== Goal ==
Look through the data below. Collect every line where the word "name" occurs.

Data listing

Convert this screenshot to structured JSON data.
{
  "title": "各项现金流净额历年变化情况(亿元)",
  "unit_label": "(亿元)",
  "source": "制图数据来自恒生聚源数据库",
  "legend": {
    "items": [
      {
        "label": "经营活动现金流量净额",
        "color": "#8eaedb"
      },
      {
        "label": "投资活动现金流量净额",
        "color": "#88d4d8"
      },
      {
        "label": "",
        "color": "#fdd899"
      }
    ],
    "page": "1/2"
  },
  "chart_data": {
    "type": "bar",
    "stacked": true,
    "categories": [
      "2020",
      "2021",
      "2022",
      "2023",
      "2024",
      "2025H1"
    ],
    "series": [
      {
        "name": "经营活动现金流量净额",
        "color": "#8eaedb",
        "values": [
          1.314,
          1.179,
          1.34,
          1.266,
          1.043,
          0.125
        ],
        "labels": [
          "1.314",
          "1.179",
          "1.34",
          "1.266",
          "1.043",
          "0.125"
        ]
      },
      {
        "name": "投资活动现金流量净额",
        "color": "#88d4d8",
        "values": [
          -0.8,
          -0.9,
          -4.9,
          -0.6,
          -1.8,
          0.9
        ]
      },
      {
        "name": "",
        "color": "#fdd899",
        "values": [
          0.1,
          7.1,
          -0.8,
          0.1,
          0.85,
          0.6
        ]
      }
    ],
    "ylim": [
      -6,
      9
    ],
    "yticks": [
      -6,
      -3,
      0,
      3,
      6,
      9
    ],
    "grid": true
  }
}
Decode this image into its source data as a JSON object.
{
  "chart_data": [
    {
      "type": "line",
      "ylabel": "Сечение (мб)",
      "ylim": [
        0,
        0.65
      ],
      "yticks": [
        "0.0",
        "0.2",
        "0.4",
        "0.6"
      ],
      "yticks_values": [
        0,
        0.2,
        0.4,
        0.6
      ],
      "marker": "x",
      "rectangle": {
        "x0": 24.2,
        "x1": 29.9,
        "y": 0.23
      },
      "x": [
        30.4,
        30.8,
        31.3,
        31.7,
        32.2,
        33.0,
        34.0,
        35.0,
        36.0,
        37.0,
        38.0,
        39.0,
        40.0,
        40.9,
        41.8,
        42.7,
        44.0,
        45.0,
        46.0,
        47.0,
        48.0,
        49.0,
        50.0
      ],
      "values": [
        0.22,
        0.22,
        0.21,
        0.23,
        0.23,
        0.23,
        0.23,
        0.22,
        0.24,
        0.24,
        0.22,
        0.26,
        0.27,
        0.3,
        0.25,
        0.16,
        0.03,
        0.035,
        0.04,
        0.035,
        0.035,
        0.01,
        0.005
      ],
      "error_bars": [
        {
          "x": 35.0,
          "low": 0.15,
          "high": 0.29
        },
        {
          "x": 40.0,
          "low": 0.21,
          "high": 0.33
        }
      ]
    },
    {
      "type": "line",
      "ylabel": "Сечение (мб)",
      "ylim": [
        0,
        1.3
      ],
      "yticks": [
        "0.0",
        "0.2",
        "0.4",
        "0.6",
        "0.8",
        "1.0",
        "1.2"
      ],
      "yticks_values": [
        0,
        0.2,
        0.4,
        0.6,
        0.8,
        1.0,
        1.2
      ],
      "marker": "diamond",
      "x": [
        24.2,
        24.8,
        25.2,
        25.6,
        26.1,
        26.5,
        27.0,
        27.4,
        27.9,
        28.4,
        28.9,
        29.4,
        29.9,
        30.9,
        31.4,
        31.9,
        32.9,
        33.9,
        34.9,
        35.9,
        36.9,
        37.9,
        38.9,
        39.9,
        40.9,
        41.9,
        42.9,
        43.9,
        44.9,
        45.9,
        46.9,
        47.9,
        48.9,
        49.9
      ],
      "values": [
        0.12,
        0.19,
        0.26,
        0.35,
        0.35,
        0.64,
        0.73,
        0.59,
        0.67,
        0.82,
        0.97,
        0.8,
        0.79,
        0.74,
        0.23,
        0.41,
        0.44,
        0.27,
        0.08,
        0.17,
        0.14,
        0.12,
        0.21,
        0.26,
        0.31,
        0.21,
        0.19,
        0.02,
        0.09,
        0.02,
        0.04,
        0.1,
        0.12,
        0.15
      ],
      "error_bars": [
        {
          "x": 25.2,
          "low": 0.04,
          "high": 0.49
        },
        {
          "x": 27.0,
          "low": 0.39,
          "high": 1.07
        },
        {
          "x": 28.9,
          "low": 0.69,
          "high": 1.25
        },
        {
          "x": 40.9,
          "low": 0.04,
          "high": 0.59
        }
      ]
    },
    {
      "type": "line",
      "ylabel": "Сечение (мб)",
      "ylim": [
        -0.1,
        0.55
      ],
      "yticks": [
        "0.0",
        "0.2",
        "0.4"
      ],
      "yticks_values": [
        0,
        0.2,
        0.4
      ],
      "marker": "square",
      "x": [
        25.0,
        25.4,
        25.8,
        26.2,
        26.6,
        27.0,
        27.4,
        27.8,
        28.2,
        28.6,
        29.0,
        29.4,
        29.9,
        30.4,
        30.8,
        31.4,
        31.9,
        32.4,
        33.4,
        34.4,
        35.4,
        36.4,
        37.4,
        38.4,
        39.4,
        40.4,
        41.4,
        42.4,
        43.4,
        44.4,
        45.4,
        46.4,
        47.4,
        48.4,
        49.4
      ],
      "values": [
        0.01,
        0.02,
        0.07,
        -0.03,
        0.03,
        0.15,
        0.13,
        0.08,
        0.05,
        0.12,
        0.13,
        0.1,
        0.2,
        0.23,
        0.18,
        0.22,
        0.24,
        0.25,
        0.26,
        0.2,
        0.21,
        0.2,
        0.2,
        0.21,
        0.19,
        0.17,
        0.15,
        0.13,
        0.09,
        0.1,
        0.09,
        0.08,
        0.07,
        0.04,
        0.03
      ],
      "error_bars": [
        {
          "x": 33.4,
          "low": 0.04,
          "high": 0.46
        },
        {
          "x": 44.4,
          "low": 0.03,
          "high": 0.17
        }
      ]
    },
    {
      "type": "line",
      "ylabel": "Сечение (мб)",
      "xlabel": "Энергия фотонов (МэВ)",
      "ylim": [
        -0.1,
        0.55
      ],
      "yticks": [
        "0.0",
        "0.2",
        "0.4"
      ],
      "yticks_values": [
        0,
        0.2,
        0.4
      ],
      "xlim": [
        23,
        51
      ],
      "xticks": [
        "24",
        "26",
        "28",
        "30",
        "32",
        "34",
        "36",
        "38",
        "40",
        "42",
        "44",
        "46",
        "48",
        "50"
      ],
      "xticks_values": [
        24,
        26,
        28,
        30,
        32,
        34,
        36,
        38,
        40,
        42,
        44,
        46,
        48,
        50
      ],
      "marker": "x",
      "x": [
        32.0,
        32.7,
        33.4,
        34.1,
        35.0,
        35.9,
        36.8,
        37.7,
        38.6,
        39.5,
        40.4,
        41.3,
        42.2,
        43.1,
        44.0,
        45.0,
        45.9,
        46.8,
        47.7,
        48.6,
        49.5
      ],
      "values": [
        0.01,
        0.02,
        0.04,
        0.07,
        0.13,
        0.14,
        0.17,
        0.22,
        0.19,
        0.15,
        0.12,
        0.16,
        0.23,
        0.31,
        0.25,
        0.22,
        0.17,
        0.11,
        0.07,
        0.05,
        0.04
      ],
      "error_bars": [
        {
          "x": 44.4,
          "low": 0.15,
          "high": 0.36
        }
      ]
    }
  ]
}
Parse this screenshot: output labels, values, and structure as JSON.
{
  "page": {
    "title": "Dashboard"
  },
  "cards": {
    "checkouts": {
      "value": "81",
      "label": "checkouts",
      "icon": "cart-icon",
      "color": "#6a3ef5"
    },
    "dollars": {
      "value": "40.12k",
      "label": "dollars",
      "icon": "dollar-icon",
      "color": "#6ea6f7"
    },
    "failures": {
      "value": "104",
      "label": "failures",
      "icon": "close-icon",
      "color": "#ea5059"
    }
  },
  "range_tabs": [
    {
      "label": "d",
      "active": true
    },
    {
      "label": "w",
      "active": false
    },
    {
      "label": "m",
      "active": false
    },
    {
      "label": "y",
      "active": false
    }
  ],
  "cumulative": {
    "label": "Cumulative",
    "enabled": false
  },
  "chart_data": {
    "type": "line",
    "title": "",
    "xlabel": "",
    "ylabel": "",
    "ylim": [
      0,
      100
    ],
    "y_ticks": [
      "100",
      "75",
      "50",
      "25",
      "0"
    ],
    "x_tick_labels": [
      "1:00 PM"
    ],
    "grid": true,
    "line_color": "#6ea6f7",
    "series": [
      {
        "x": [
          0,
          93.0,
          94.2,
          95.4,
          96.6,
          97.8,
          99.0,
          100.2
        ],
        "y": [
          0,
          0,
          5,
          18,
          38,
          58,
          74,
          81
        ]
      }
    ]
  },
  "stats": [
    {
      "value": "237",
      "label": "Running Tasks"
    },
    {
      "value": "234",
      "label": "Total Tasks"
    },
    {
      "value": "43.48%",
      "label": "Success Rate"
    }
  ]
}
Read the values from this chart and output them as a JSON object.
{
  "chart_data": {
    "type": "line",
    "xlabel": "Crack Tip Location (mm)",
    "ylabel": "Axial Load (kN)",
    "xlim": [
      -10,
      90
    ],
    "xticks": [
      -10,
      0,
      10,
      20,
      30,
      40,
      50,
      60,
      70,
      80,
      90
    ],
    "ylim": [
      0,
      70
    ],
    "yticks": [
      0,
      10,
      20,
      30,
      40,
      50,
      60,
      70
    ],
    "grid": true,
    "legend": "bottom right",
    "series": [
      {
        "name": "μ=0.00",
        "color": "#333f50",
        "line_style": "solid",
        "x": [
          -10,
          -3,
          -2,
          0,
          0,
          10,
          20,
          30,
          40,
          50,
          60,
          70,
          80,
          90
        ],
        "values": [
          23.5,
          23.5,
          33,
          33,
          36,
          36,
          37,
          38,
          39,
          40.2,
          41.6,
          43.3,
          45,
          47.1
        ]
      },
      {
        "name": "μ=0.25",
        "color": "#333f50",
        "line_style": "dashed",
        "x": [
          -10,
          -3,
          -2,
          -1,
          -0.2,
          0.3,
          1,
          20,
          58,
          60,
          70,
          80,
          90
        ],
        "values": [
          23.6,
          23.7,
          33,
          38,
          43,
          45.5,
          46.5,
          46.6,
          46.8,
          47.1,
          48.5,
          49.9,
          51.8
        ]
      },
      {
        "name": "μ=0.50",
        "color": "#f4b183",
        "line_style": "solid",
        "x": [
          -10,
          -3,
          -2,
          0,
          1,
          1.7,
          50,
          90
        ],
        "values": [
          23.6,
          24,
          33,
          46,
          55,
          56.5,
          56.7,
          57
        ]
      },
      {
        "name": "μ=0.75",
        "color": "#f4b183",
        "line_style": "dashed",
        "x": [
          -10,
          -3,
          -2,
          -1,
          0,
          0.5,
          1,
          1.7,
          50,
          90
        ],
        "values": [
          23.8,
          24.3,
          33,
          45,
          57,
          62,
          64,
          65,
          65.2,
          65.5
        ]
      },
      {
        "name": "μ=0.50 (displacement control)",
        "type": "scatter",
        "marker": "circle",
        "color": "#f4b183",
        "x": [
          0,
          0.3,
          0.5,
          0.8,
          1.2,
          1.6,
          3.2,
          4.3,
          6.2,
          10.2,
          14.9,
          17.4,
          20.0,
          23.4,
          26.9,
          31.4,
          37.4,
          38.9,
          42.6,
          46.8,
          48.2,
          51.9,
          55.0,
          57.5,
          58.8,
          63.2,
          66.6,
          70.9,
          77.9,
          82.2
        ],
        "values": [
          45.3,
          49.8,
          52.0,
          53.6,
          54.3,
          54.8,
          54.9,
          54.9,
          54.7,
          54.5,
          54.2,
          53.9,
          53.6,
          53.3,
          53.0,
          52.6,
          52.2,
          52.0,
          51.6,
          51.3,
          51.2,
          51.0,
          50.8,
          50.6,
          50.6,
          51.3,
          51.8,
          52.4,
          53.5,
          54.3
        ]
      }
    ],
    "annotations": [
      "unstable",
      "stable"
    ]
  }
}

== Solution for this problem ==
        "name": "经营活动现金流量净额",
        "name": "投资活动现金流量净额",
        "name": "",
        "name": "μ=0.00",
        "name": "μ=0.25",
        "name": "μ=0.50",
        "name": "μ=0.75",
        "name": "μ=0.50 (displacement control)",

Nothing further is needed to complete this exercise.